* Begin SUPPLIED DATA *

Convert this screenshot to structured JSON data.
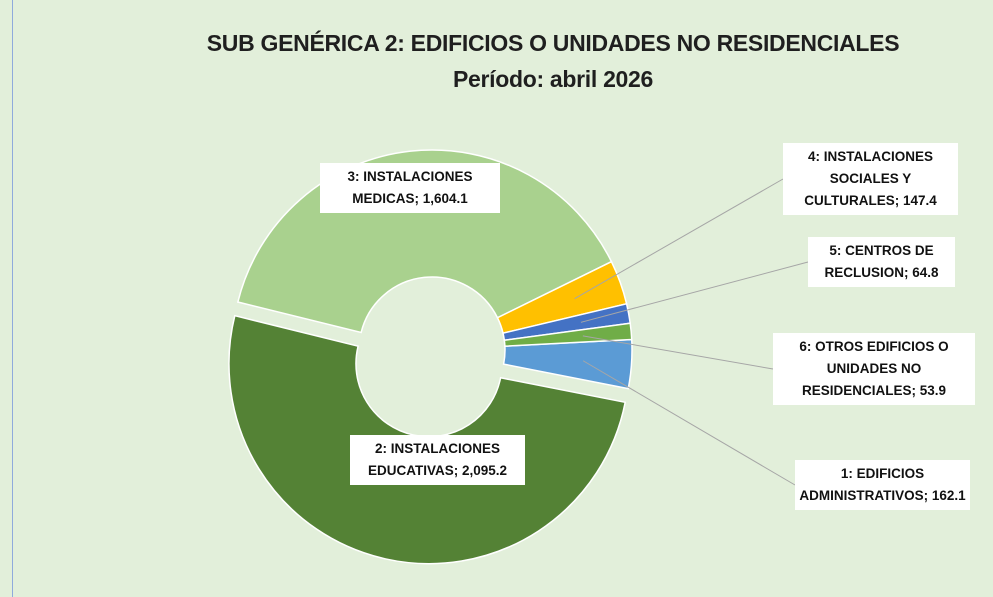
{
  "chart_data": {
    "type": "donut",
    "title": "SUB GENÉRICA 2: EDIFICIOS O UNIDADES NO RESIDENCIALES",
    "subtitle": "Período: abril 2026",
    "categories": [
      "1: EDIFICIOS ADMINISTRATIVOS",
      "2: INSTALACIONES EDUCATIVAS",
      "3: INSTALACIONES MEDICAS",
      "4: INSTALACIONES SOCIALES Y CULTURALES",
      "5: CENTROS DE RECLUSION",
      "6: OTROS EDIFICIOS O UNIDADES NO RESIDENCIALES"
    ],
    "values": [
      162.1,
      2095.2,
      1604.1,
      147.4,
      64.8,
      53.9
    ],
    "value_labels": [
      "162.1",
      "2,095.2",
      "1,604.1",
      "147.4",
      "64.8",
      "53.9"
    ],
    "label_separator": ";",
    "colors": [
      "#5b9bd5",
      "#548235",
      "#a9d18e",
      "#ffc000",
      "#4472c4",
      "#70ad47"
    ]
  }
}
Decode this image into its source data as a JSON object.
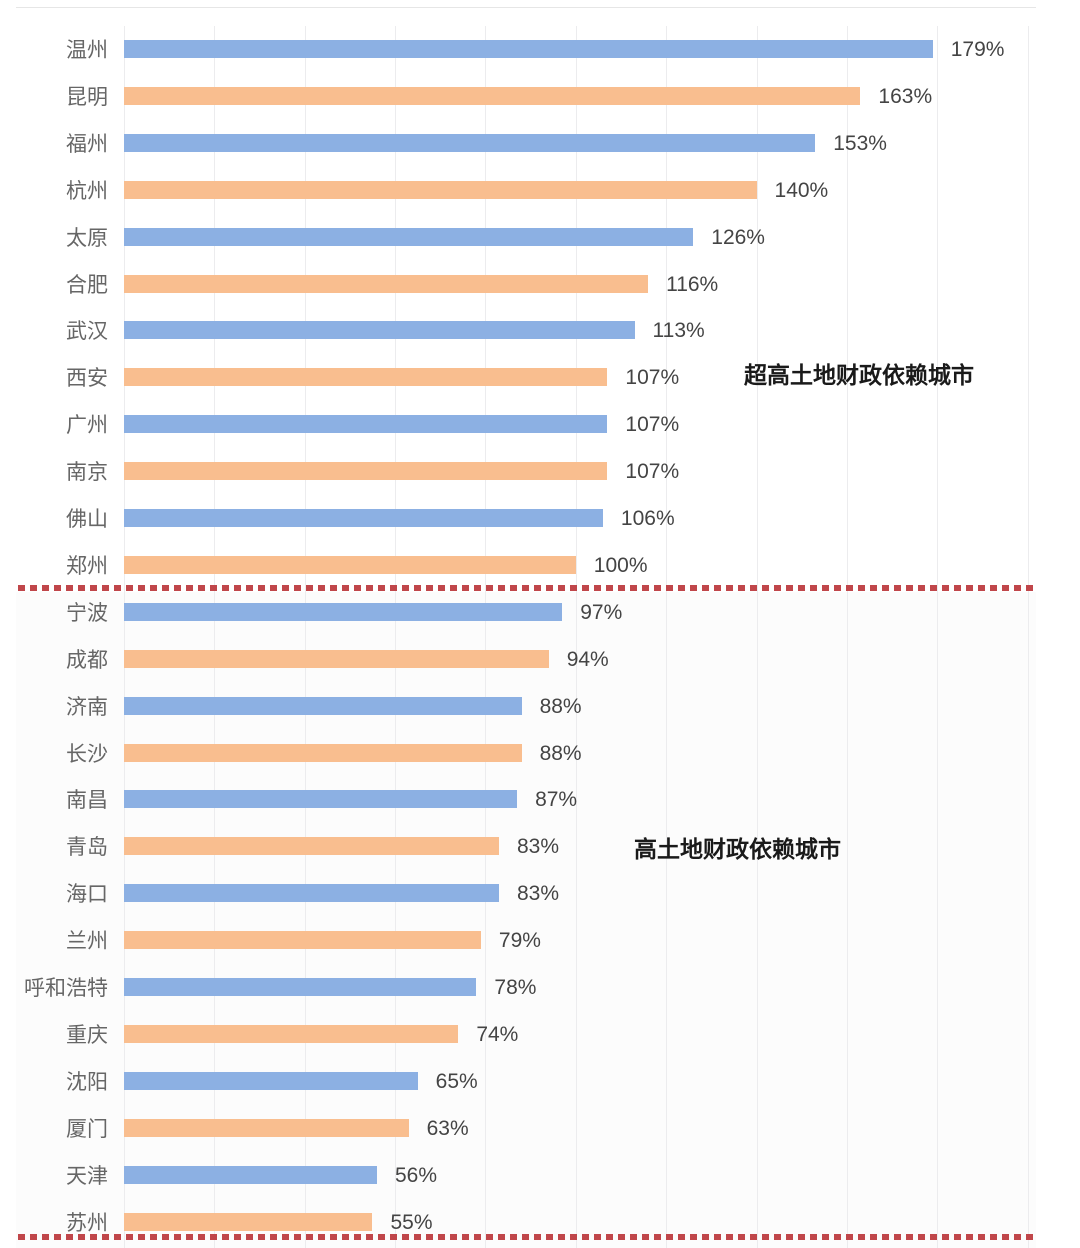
{
  "chart_data": {
    "type": "bar",
    "orientation": "horizontal",
    "title": "",
    "xlabel": "",
    "ylabel": "",
    "xlim": [
      0,
      200
    ],
    "grid": true,
    "grid_step": 20,
    "categories": [
      "温州",
      "昆明",
      "福州",
      "杭州",
      "太原",
      "合肥",
      "武汉",
      "西安",
      "广州",
      "南京",
      "佛山",
      "郑州",
      "宁波",
      "成都",
      "济南",
      "长沙",
      "南昌",
      "青岛",
      "海口",
      "兰州",
      "呼和浩特",
      "重庆",
      "沈阳",
      "厦门",
      "天津",
      "苏州"
    ],
    "values": [
      179,
      163,
      153,
      140,
      126,
      116,
      113,
      107,
      107,
      107,
      106,
      100,
      97,
      94,
      88,
      88,
      87,
      83,
      83,
      79,
      78,
      74,
      65,
      63,
      56,
      55
    ],
    "value_labels": [
      "179%",
      "163%",
      "153%",
      "140%",
      "126%",
      "116%",
      "113%",
      "107%",
      "107%",
      "107%",
      "106%",
      "100%",
      "97%",
      "94%",
      "88%",
      "88%",
      "87%",
      "83%",
      "83%",
      "79%",
      "78%",
      "74%",
      "65%",
      "63%",
      "56%",
      "55%"
    ],
    "bar_colors_alternating": [
      "#8cb0e3",
      "#f9be8f"
    ],
    "annotations": [
      {
        "text": "超高土地财政依赖城市",
        "group_range": [
          "温州",
          "郑州"
        ]
      },
      {
        "text": "高土地财政依赖城市",
        "group_range": [
          "宁波",
          "苏州"
        ]
      }
    ],
    "divider_color": "#c0464a",
    "legend": null
  }
}
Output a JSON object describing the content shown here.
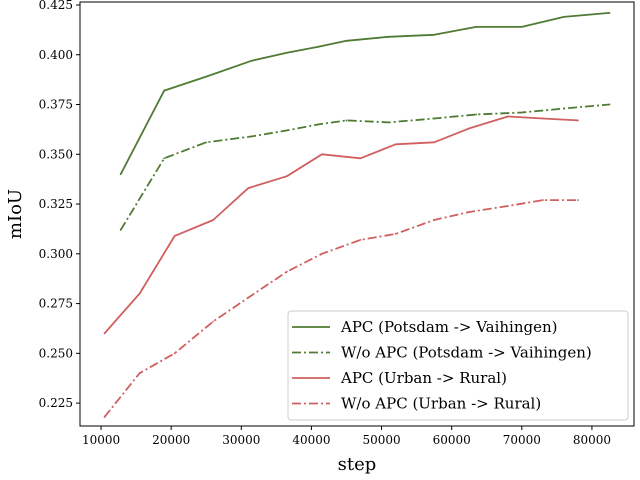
{
  "chart_data": {
    "type": "line",
    "xlabel": "step",
    "ylabel": "mIoU",
    "xlim": [
      7000,
      86000
    ],
    "ylim": [
      0.2135,
      0.4265
    ],
    "x_ticks": [
      10000,
      20000,
      30000,
      40000,
      50000,
      60000,
      70000,
      80000
    ],
    "y_ticks": [
      0.225,
      0.25,
      0.275,
      0.3,
      0.325,
      0.35,
      0.375,
      0.4,
      0.425
    ],
    "grid": false,
    "legend_position": "lower right",
    "series": [
      {
        "name": "APC (Potsdam -> Vaihingen)",
        "color": "#4f7b35",
        "style": "solid",
        "x": [
          12800,
          19000,
          25000,
          31500,
          36500,
          41000,
          45000,
          51000,
          57500,
          63500,
          70000,
          76000,
          82500
        ],
        "y": [
          0.34,
          0.382,
          0.389,
          0.397,
          0.401,
          0.404,
          0.407,
          0.409,
          0.41,
          0.414,
          0.414,
          0.419,
          0.421
        ]
      },
      {
        "name": "W/o APC (Potsdam -> Vaihingen)",
        "color": "#4f7b35",
        "style": "dashdot",
        "x": [
          12800,
          19000,
          25000,
          31500,
          36500,
          41000,
          45000,
          51000,
          57500,
          63500,
          70000,
          76000,
          82500
        ],
        "y": [
          0.312,
          0.348,
          0.356,
          0.359,
          0.362,
          0.365,
          0.367,
          0.366,
          0.368,
          0.37,
          0.371,
          0.373,
          0.375
        ]
      },
      {
        "name": "APC (Urban -> Rural)",
        "color": "#d06060",
        "style": "solid",
        "x": [
          10500,
          15500,
          20500,
          26000,
          31000,
          36500,
          41500,
          47000,
          52000,
          57500,
          62500,
          68000,
          73000,
          78000
        ],
        "y": [
          0.26,
          0.28,
          0.309,
          0.317,
          0.333,
          0.339,
          0.35,
          0.348,
          0.355,
          0.356,
          0.363,
          0.369,
          0.368,
          0.367
        ]
      },
      {
        "name": "W/o APC (Urban -> Rural)",
        "color": "#d06060",
        "style": "dashdot",
        "x": [
          10500,
          15500,
          20500,
          26000,
          31000,
          36500,
          41500,
          47000,
          52000,
          57500,
          62500,
          68000,
          73000,
          78000
        ],
        "y": [
          0.218,
          0.24,
          0.25,
          0.266,
          0.278,
          0.291,
          0.3,
          0.307,
          0.31,
          0.317,
          0.321,
          0.324,
          0.327,
          0.327
        ]
      }
    ]
  }
}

* End SUPPLIED DATA *

### THE PROBLEM
Output the full set of records above without changing a word, and drop the images.

### ANSWER TO THE TASK
Convert this screenshot to structured JSON data.
{
  "chart_data": {
    "type": "donut",
    "title": "SUB GENÉRICA 2: EDIFICIOS O UNIDADES NO RESIDENCIALES",
    "subtitle": "Período: abril 2026",
    "categories": [
      "1: EDIFICIOS ADMINISTRATIVOS",
      "2: INSTALACIONES EDUCATIVAS",
      "3: INSTALACIONES MEDICAS",
      "4: INSTALACIONES SOCIALES Y CULTURALES",
      "5: CENTROS DE RECLUSION",
      "6: OTROS EDIFICIOS O UNIDADES NO RESIDENCIALES"
    ],
    "values": [
      162.1,
      2095.2,
      1604.1,
      147.4,
      64.8,
      53.9
    ],
    "value_labels": [
      "162.1",
      "2,095.2",
      "1,604.1",
      "147.4",
      "64.8",
      "53.9"
    ],
    "label_separator": ";",
    "colors": [
      "#5b9bd5",
      "#548235",
      "#a9d18e",
      "#ffc000",
      "#4472c4",
      "#70ad47"
    ]
  }
}
Decode this image into its source data as a JSON object.
{
  "chart_data": {
    "type": "bar",
    "orientation": "horizontal",
    "title": "",
    "xlabel": "",
    "ylabel": "",
    "xlim": [
      0,
      200
    ],
    "grid": true,
    "grid_step": 20,
    "categories": [
      "温州",
      "昆明",
      "福州",
      "杭州",
      "太原",
      "合肥",
      "武汉",
      "西安",
      "广州",
      "南京",
      "佛山",
      "郑州",
      "宁波",
      "成都",
      "济南",
      "长沙",
      "南昌",
      "青岛",
      "海口",
      "兰州",
      "呼和浩特",
      "重庆",
      "沈阳",
      "厦门",
      "天津",
      "苏州"
    ],
    "values": [
      179,
      163,
      153,
      140,
      126,
      116,
      113,
      107,
      107,
      107,
      106,
      100,
      97,
      94,
      88,
      88,
      87,
      83,
      83,
      79,
      78,
      74,
      65,
      63,
      56,
      55
    ],
    "value_labels": [
      "179%",
      "163%",
      "153%",
      "140%",
      "126%",
      "116%",
      "113%",
      "107%",
      "107%",
      "107%",
      "106%",
      "100%",
      "97%",
      "94%",
      "88%",
      "88%",
      "87%",
      "83%",
      "83%",
      "79%",
      "78%",
      "74%",
      "65%",
      "63%",
      "56%",
      "55%"
    ],
    "bar_colors_alternating": [
      "#8cb0e3",
      "#f9be8f"
    ],
    "annotations": [
      {
        "text": "超高土地财政依赖城市",
        "group_range": [
          "温州",
          "郑州"
        ]
      },
      {
        "text": "高土地财政依赖城市",
        "group_range": [
          "宁波",
          "苏州"
        ]
      }
    ],
    "divider_color": "#c0464a",
    "legend": null
  }
}
Output a JSON object describing the content shown here.
{
  "chart_data": {
    "type": "line",
    "xlabel": "step",
    "ylabel": "mIoU",
    "xlim": [
      7000,
      86000
    ],
    "ylim": [
      0.2135,
      0.4265
    ],
    "x_ticks": [
      10000,
      20000,
      30000,
      40000,
      50000,
      60000,
      70000,
      80000
    ],
    "y_ticks": [
      0.225,
      0.25,
      0.275,
      0.3,
      0.325,
      0.35,
      0.375,
      0.4,
      0.425
    ],
    "grid": false,
    "legend_position": "lower right",
    "series": [
      {
        "name": "APC (Potsdam -> Vaihingen)",
        "color": "#4f7b35",
        "style": "solid",
        "x": [
          12800,
          19000,
          25000,
          31500,
          36500,
          41000,
          45000,
          51000,
          57500,
          63500,
          70000,
          76000,
          82500
        ],
        "y": [
          0.34,
          0.382,
          0.389,
          0.397,
          0.401,
          0.404,
          0.407,
          0.409,
          0.41,
          0.414,
          0.414,
          0.419,
          0.421
        ]
      },
      {
        "name": "W/o APC (Potsdam -> Vaihingen)",
        "color": "#4f7b35",
        "style": "dashdot",
        "x": [
          12800,
          19000,
          25000,
          31500,
          36500,
          41000,
          45000,
          51000,
          57500,
          63500,
          70000,
          76000,
          82500
        ],
        "y": [
          0.312,
          0.348,
          0.356,
          0.359,
          0.362,
          0.365,
          0.367,
          0.366,
          0.368,
          0.37,
          0.371,
          0.373,
          0.375
        ]
      },
      {
        "name": "APC (Urban -> Rural)",
        "color": "#d06060",
        "style": "solid",
        "x": [
          10500,
          15500,
          20500,
          26000,
          31000,
          36500,
          41500,
          47000,
          52000,
          57500,
          62500,
          68000,
          73000,
          78000
        ],
        "y": [
          0.26,
          0.28,
          0.309,
          0.317,
          0.333,
          0.339,
          0.35,
          0.348,
          0.355,
          0.356,
          0.363,
          0.369,
          0.368,
          0.367
        ]
      },
      {
        "name": "W/o APC (Urban -> Rural)",
        "color": "#d06060",
        "style": "dashdot",
        "x": [
          10500,
          15500,
          20500,
          26000,
          31000,
          36500,
          41500,
          47000,
          52000,
          57500,
          62500,
          68000,
          73000,
          78000
        ],
        "y": [
          0.218,
          0.24,
          0.25,
          0.266,
          0.278,
          0.291,
          0.3,
          0.307,
          0.31,
          0.317,
          0.321,
          0.324,
          0.327,
          0.327
        ]
      }
    ]
  }
}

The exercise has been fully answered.